[Task brief]: Give the data below again exactly as written, without its pictures.

^^^^^^^^

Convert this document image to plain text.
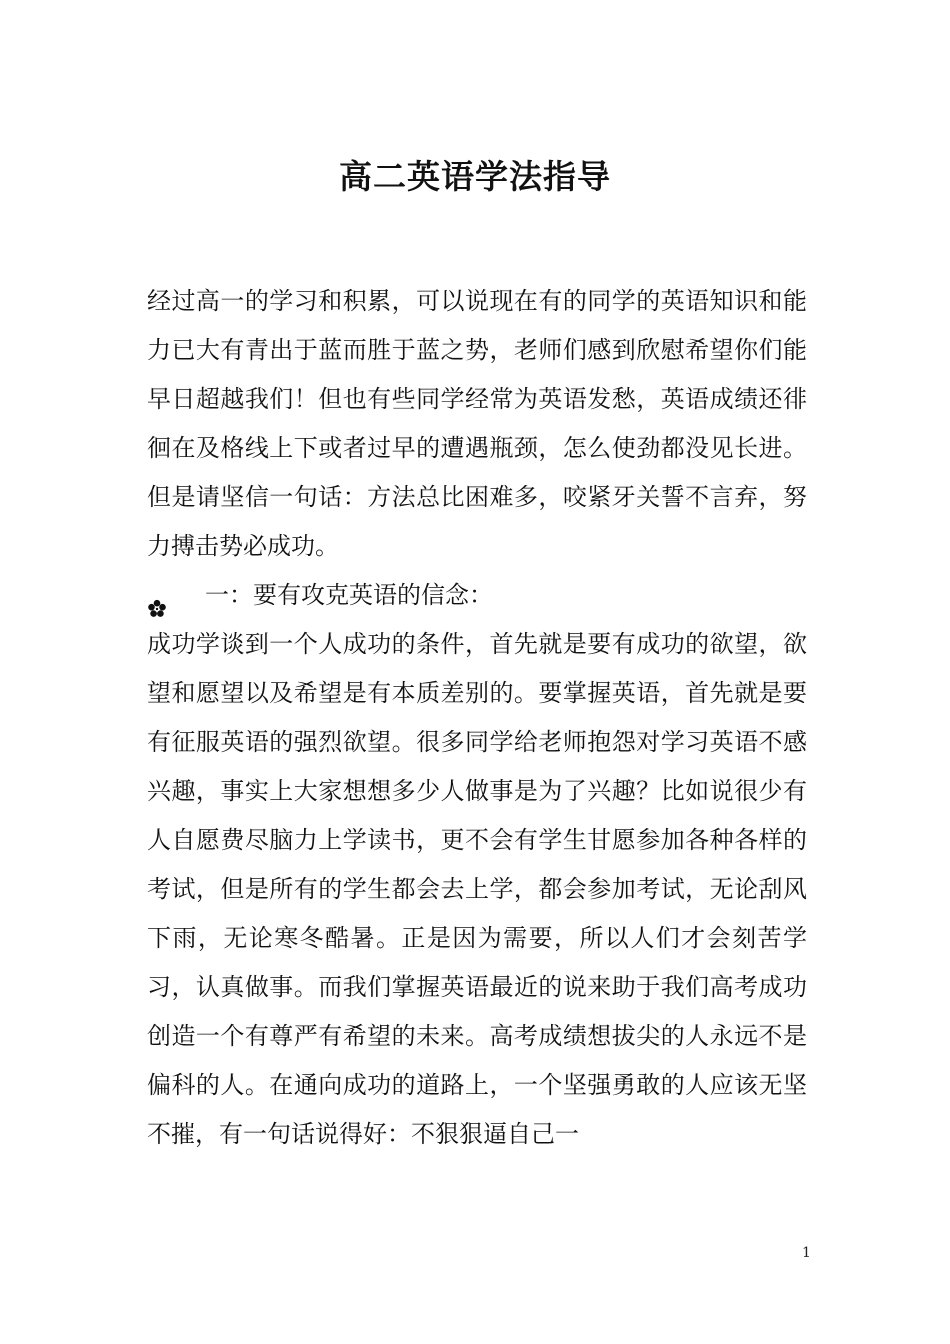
高二英语学法指导

经过高一的学习和积累，可以说现在有的同学的英语知识和能力已大有青出于蓝而胜于蓝之势，老师们感到欣慰希望你们能早日超越我们！但也有些同学经常为英语发愁，英语成绩还徘徊在及格线上下或者过早的遭遇瓶颈，怎么使劲都没见长进。但是请坚信一句话：方法总比困难多，咬紧牙关誓不言弃，努力搏击势必成功。

一：要有攻克英语的信念：

成功学谈到一个人成功的条件，首先就是要有成功的欲望，欲望和愿望以及希望是有本质差别的。要掌握英语，首先就是要有征服英语的强烈欲望。很多同学给老师抱怨对学习英语不感兴趣，事实上大家想想多少人做事是为了兴趣？比如说很少有人自愿费尽脑力上学读书，更不会有学生甘愿参加各种各样的考试，但是所有的学生都会去上学，都会参加考试，无论刮风下雨，无论寒冬酷暑。正是因为需要，所以人们才会刻苦学习，认真做事。而我们掌握英语最近的说来助于我们高考成功创造一个有尊严有希望的未来。高考成绩想拔尖的人永远不是偏科的人。在通向成功的道路上，一个坚强勇敢的人应该无坚不摧，有一句话说得好：不狠狠逼自己一

1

^^^^^^^^

[Answer for the task]:
Convert this document image to plain text.
高二英语学法指导

经过高一的学习和积累，可以说现在有的同学的英语知识和能力已大有青出于蓝而胜于蓝之势，老师们感到欣慰希望你们能早日超越我们！但也有些同学经常为英语发愁，英语成绩还徘徊在及格线上下或者过早的遭遇瓶颈，怎么使劲都没见长进。但是请坚信一句话：方法总比困难多，咬紧牙关誓不言弃，努力搏击势必成功。

一：要有攻克英语的信念：

成功学谈到一个人成功的条件，首先就是要有成功的欲望，欲望和愿望以及希望是有本质差别的。要掌握英语，首先就是要有征服英语的强烈欲望。很多同学给老师抱怨对学习英语不感兴趣，事实上大家想想多少人做事是为了兴趣？比如说很少有人自愿费尽脑力上学读书，更不会有学生甘愿参加各种各样的考试，但是所有的学生都会去上学，都会参加考试，无论刮风下雨，无论寒冬酷暑。正是因为需要，所以人们才会刻苦学习，认真做事。而我们掌握英语最近的说来助于我们高考成功创造一个有尊严有希望的未来。高考成绩想拔尖的人永远不是偏科的人。在通向成功的道路上，一个坚强勇敢的人应该无坚不摧，有一句话说得好：不狠狠逼自己一

1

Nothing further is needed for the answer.